Given exercise —
Reply only with how many lines contain the word "thug".

## Begin

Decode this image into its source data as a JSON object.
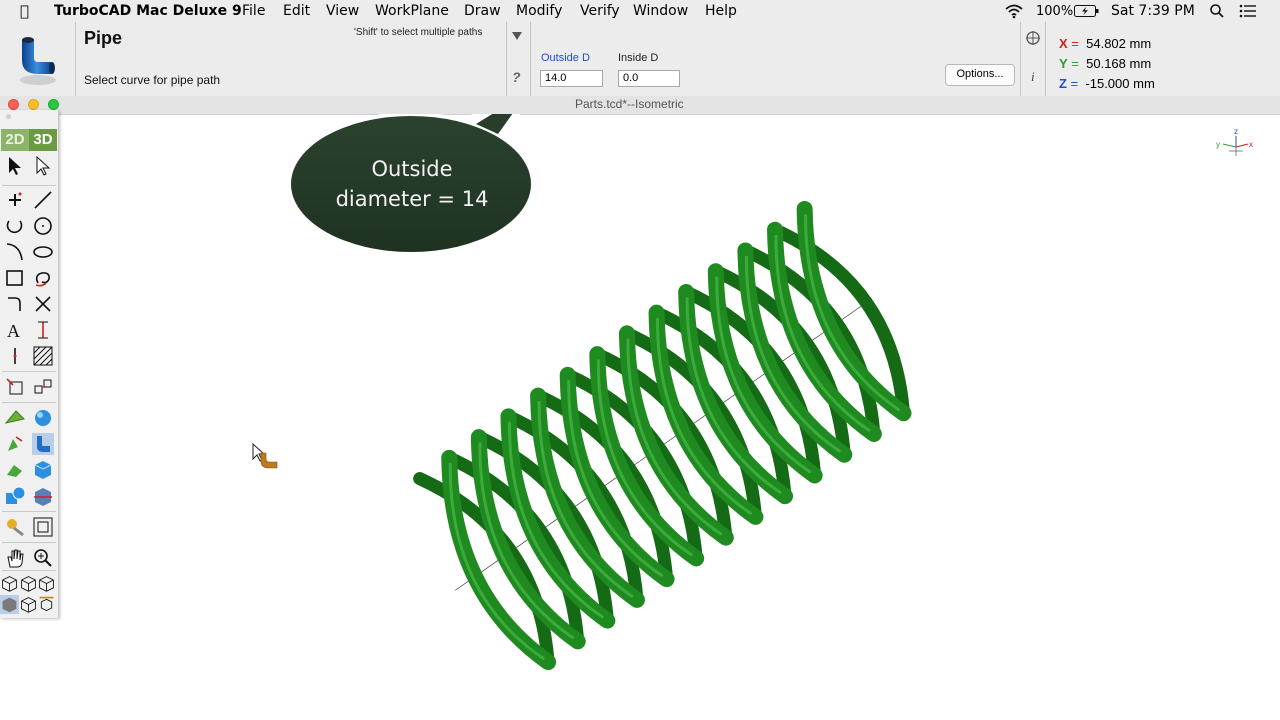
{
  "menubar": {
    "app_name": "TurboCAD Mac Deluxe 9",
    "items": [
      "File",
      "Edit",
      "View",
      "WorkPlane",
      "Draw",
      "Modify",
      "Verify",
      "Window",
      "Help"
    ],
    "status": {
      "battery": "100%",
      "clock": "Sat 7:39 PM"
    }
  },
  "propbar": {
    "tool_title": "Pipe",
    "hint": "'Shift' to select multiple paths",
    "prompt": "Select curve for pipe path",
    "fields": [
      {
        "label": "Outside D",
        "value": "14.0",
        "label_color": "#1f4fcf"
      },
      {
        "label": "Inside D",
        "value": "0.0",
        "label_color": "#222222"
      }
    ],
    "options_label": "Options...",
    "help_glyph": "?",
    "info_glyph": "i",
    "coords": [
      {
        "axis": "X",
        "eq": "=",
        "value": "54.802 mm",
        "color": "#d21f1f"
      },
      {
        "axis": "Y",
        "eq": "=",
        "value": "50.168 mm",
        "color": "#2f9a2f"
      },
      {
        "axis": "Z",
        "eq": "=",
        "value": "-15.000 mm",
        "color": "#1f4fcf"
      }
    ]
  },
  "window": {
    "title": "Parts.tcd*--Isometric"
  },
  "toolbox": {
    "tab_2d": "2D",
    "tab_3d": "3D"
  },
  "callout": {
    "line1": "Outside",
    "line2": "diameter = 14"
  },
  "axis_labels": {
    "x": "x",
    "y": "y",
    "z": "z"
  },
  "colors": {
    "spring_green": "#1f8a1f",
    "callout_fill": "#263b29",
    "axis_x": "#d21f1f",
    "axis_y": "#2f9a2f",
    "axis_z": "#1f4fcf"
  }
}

## End
## Begin

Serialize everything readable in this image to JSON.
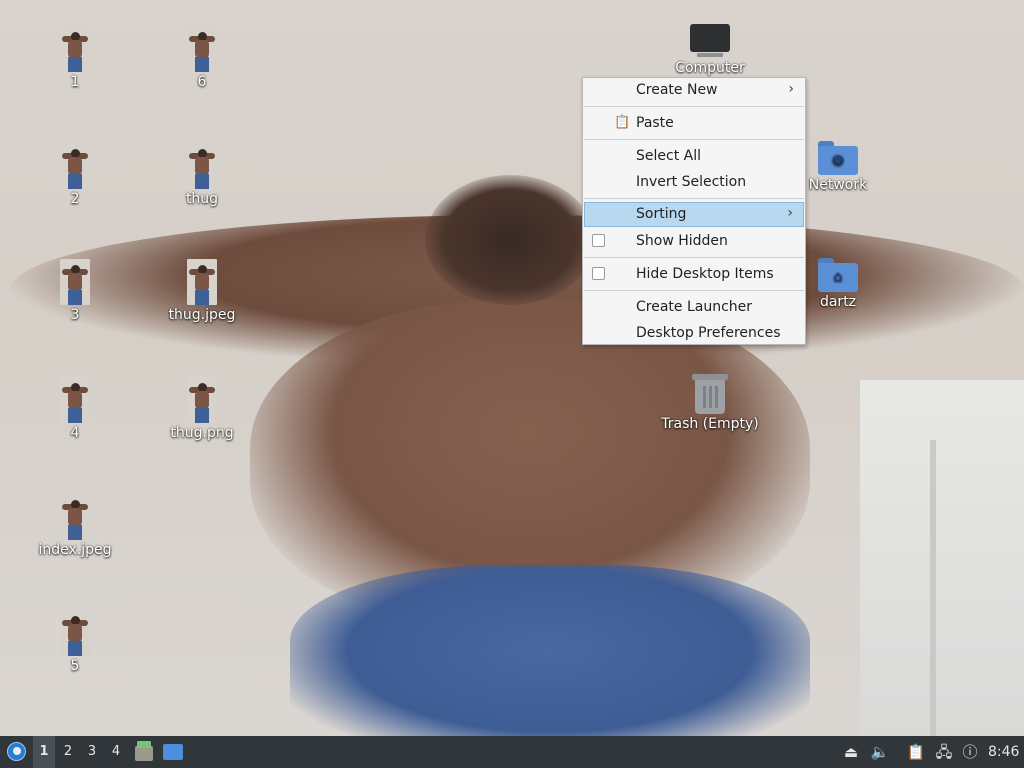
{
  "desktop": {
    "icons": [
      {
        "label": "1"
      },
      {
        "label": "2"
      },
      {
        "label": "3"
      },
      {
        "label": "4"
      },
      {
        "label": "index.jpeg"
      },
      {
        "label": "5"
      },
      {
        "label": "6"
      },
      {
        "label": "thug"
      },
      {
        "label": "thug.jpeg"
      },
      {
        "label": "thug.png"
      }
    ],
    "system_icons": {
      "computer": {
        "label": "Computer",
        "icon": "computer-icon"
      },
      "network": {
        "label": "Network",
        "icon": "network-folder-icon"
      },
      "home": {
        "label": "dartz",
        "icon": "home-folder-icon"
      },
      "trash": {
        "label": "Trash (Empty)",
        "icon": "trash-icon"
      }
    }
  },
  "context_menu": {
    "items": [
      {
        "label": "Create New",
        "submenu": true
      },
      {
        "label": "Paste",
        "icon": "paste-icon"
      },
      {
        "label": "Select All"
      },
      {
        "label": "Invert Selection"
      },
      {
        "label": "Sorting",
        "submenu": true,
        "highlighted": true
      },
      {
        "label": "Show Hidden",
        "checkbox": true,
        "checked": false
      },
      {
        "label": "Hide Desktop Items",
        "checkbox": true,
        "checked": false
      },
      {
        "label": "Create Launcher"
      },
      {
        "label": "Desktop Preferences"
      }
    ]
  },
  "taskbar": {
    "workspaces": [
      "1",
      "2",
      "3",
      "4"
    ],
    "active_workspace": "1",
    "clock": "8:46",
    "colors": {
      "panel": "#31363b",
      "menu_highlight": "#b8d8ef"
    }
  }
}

## End

Response for this exercise —
3